(Records from a data source)
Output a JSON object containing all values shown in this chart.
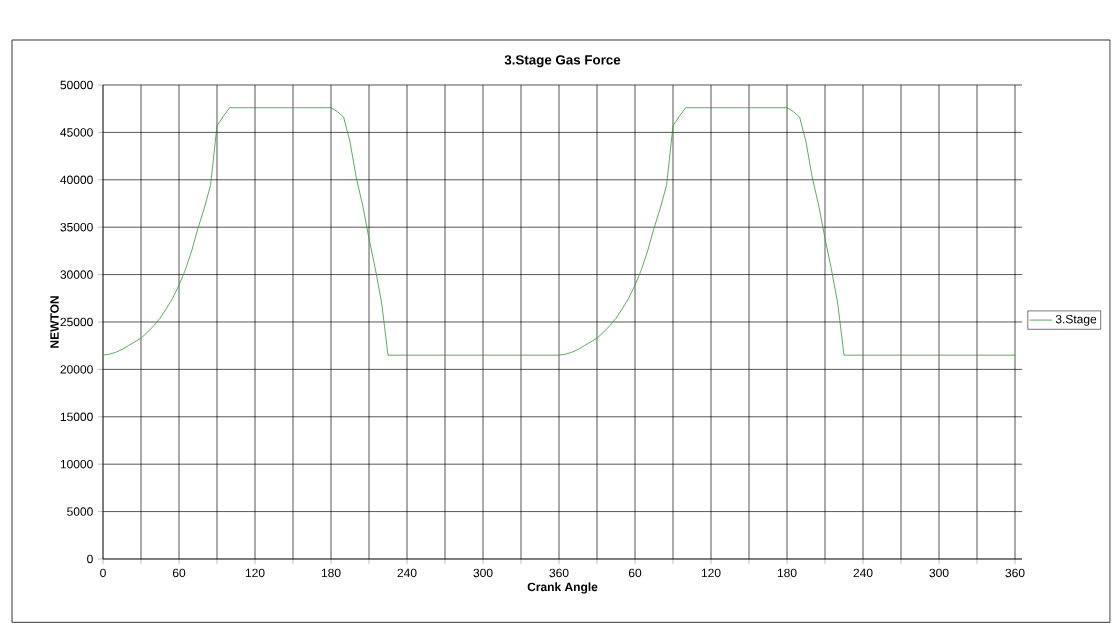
{
  "chart_data": {
    "type": "line",
    "title": "3.Stage Gas Force",
    "xlabel": "Crank Angle",
    "ylabel": "NEWTON",
    "categories": [
      "0",
      null,
      null,
      null,
      null,
      null,
      null,
      null,
      null,
      null,
      null,
      null,
      "60",
      null,
      null,
      null,
      null,
      null,
      null,
      null,
      null,
      null,
      null,
      null,
      "120",
      null,
      null,
      null,
      null,
      null,
      null,
      null,
      null,
      null,
      null,
      null,
      "180",
      null,
      null,
      null,
      null,
      null,
      null,
      null,
      null,
      null,
      null,
      null,
      "240",
      null,
      null,
      null,
      null,
      null,
      null,
      null,
      null,
      null,
      null,
      null,
      "300",
      null,
      null,
      null,
      null,
      null,
      null,
      null,
      null,
      null,
      null,
      null,
      "360",
      null,
      null,
      null,
      null,
      null,
      null,
      null,
      null,
      null,
      null,
      null,
      "60",
      null,
      null,
      null,
      null,
      null,
      null,
      null,
      null,
      null,
      null,
      null,
      "120",
      null,
      null,
      null,
      null,
      null,
      null,
      null,
      null,
      null,
      null,
      null,
      "180",
      null,
      null,
      null,
      null,
      null,
      null,
      null,
      null,
      null,
      null,
      null,
      "240",
      null,
      null,
      null,
      null,
      null,
      null,
      null,
      null,
      null,
      null,
      null,
      "300",
      null,
      null,
      null,
      null,
      null,
      null,
      null,
      null,
      null,
      null,
      null,
      "360"
    ],
    "series": [
      {
        "name": "3.Stage",
        "color": "#339933",
        "values": [
          21500,
          21600,
          21800,
          22100,
          22500,
          22900,
          23300,
          23900,
          24600,
          25400,
          26400,
          27500,
          28900,
          30500,
          32500,
          34900,
          37000,
          39500,
          45700,
          46700,
          47600,
          47600,
          47600,
          47600,
          47600,
          47600,
          47600,
          47600,
          47600,
          47600,
          47600,
          47600,
          47600,
          47600,
          47600,
          47600,
          47600,
          47200,
          46600,
          44000,
          40200,
          37300,
          33800,
          30600,
          27000,
          21500,
          21500,
          21500,
          21500,
          21500,
          21500,
          21500,
          21500,
          21500,
          21500,
          21500,
          21500,
          21500,
          21500,
          21500,
          21500,
          21500,
          21500,
          21500,
          21500,
          21500,
          21500,
          21500,
          21500,
          21500,
          21500,
          21500,
          21500,
          21600,
          21800,
          22100,
          22500,
          22900,
          23300,
          23900,
          24600,
          25400,
          26400,
          27500,
          28900,
          30500,
          32500,
          34900,
          37000,
          39500,
          45700,
          46700,
          47600,
          47600,
          47600,
          47600,
          47600,
          47600,
          47600,
          47600,
          47600,
          47600,
          47600,
          47600,
          47600,
          47600,
          47600,
          47600,
          47600,
          47200,
          46600,
          44000,
          40200,
          37300,
          33800,
          30600,
          27000,
          21500,
          21500,
          21500,
          21500,
          21500,
          21500,
          21500,
          21500,
          21500,
          21500,
          21500,
          21500,
          21500,
          21500,
          21500,
          21500,
          21500,
          21500,
          21500,
          21500,
          21500,
          21500,
          21500,
          21500,
          21500,
          21500,
          21500,
          21500
        ]
      }
    ],
    "ylim": [
      0,
      50000
    ],
    "yticks": [
      0,
      5000,
      10000,
      15000,
      20000,
      25000,
      30000,
      35000,
      40000,
      45000,
      50000
    ],
    "grid": true,
    "legend": "right"
  }
}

**Set task**
Look through the material above. Copy each line where the word "values" appears.

**Exercise answer**
Output a JSON object containing all values shown in this chart.
        "values": [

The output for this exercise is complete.